▶ Written problem
Look over the lines below. Report each one that includes the string "净利季度变动情况".

—————

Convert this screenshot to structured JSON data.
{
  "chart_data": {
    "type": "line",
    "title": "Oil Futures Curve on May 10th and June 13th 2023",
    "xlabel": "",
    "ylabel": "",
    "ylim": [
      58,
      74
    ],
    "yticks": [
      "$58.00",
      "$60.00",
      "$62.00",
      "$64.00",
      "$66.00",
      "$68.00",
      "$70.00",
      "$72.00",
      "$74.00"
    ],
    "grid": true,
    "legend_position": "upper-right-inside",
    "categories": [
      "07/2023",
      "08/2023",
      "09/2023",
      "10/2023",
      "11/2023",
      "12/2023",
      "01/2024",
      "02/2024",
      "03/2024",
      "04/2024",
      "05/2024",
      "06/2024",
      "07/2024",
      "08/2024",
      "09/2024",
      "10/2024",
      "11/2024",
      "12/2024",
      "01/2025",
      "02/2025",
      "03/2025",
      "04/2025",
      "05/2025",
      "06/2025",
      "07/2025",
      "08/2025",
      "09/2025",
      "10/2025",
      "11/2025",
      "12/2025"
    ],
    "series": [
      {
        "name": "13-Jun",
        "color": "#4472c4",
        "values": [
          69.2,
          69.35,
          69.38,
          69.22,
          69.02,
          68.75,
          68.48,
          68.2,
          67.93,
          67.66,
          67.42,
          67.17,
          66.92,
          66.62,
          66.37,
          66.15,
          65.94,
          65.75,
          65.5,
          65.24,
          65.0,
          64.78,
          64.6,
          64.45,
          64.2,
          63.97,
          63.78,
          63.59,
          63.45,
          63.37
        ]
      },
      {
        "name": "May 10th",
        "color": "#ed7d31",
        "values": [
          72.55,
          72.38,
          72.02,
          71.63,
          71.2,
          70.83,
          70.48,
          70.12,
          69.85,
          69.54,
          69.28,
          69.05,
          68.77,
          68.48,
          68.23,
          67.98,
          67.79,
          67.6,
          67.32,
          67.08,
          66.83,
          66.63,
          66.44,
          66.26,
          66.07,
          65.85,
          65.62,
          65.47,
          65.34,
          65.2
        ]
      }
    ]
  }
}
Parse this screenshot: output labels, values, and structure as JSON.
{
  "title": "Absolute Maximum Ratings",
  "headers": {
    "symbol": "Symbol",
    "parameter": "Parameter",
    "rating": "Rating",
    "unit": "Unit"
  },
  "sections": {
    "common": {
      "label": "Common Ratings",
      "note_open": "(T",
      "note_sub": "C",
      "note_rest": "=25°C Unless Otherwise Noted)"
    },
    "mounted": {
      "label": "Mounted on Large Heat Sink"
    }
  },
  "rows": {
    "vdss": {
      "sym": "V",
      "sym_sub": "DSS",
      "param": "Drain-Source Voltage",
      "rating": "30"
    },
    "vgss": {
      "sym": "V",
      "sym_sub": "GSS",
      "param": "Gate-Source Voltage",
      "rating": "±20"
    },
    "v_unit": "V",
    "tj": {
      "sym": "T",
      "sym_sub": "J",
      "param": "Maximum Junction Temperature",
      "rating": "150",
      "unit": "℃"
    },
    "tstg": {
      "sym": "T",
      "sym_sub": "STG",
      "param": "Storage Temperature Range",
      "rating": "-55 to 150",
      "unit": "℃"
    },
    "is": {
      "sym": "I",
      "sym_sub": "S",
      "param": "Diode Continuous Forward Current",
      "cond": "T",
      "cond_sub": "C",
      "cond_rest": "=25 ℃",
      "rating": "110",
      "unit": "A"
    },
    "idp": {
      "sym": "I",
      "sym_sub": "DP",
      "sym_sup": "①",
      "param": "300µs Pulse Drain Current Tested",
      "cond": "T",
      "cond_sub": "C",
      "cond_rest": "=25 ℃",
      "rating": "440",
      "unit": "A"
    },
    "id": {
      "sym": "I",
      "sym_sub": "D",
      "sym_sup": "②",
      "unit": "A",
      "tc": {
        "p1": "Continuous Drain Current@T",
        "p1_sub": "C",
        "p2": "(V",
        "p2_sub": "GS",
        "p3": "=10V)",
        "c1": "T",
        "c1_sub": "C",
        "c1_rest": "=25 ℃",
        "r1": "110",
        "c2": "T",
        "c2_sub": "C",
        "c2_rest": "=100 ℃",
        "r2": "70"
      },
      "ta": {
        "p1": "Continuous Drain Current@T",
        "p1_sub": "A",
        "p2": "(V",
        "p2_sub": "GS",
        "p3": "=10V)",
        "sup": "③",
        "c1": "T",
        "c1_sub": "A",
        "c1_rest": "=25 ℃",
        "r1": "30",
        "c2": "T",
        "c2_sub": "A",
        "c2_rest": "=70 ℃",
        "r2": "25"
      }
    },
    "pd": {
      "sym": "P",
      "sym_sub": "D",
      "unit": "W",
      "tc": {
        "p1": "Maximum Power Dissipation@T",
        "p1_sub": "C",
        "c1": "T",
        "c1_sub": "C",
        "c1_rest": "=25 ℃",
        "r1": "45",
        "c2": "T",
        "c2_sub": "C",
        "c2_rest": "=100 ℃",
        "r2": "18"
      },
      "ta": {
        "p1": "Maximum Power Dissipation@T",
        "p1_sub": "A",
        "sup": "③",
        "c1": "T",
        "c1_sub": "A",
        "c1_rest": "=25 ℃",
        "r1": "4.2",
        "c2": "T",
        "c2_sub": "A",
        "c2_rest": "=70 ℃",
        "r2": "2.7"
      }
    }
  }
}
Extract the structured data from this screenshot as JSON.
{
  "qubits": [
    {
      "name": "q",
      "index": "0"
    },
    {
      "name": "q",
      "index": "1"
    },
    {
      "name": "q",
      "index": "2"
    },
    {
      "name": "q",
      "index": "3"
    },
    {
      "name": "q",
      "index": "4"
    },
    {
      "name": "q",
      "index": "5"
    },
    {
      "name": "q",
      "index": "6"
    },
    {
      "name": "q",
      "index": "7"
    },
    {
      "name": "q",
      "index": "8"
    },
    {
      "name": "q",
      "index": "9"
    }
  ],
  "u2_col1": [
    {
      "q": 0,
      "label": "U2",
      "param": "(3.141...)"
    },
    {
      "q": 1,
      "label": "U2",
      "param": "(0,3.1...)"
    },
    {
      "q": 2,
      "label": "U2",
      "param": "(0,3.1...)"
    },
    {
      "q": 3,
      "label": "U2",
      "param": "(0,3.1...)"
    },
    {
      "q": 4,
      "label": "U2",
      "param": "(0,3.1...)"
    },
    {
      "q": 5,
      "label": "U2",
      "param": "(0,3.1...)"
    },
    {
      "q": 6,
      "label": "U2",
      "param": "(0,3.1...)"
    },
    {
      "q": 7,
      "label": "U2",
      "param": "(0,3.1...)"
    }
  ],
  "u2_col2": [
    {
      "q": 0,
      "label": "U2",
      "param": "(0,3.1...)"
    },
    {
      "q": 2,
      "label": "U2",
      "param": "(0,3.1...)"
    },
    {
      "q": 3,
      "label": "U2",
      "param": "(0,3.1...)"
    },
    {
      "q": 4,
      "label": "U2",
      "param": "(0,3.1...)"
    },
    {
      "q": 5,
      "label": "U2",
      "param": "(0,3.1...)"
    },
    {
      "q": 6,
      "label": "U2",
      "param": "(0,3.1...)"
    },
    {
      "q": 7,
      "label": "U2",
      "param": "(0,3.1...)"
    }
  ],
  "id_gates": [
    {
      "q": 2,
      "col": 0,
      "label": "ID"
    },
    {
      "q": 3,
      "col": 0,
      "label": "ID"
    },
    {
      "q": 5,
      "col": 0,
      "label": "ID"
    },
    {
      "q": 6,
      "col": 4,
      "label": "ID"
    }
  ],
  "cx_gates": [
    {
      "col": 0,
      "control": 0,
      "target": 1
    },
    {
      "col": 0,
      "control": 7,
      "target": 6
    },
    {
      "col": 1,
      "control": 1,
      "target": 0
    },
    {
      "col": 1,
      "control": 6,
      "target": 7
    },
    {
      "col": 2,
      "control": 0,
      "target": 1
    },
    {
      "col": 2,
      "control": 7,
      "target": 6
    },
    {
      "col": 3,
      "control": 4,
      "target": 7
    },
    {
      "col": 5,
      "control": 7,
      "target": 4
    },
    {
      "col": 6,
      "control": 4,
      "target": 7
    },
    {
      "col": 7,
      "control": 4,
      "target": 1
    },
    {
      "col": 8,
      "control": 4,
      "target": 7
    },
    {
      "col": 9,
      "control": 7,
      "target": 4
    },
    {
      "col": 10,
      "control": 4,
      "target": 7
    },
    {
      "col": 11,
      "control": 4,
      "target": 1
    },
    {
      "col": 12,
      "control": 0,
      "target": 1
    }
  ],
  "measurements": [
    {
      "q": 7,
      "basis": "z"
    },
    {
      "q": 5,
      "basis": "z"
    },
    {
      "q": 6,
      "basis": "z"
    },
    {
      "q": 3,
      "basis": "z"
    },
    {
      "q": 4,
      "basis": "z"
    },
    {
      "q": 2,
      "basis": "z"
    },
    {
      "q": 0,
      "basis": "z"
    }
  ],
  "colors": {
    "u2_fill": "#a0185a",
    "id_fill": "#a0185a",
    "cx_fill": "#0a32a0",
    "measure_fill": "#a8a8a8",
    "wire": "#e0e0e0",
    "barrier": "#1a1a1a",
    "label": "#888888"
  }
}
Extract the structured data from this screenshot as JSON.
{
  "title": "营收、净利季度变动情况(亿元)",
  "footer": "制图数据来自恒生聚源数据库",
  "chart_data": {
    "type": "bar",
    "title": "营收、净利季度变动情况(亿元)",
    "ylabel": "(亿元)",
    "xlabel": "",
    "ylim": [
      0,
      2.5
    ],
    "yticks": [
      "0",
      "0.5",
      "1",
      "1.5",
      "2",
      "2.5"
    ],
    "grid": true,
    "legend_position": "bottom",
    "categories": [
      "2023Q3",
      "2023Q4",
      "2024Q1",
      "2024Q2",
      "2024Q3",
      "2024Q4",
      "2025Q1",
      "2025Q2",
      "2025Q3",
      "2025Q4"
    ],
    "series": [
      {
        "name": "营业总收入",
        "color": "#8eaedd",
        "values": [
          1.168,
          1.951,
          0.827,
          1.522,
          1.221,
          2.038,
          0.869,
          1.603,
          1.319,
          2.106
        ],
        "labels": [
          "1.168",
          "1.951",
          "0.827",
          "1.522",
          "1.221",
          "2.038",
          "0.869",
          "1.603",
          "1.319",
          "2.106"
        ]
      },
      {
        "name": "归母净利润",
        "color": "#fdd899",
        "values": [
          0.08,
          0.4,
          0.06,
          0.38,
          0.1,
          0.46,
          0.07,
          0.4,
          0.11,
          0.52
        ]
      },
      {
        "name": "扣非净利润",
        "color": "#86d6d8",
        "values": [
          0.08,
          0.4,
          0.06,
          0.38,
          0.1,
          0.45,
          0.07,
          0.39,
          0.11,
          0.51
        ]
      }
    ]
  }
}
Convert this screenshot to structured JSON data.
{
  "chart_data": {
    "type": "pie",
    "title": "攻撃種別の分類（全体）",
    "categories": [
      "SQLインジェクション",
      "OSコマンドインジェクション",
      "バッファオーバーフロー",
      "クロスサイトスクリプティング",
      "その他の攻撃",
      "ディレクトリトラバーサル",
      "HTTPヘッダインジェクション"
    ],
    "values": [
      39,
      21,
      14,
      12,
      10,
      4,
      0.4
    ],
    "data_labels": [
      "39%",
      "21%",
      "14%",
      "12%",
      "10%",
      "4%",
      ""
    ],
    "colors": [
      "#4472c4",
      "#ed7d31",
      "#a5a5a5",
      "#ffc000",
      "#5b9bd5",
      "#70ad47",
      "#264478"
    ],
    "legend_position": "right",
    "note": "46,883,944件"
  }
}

—————

▶ Correct result
  "title": "营收、净利季度变动情况(亿元)",
    "title": "营收、净利季度变动情况(亿元)",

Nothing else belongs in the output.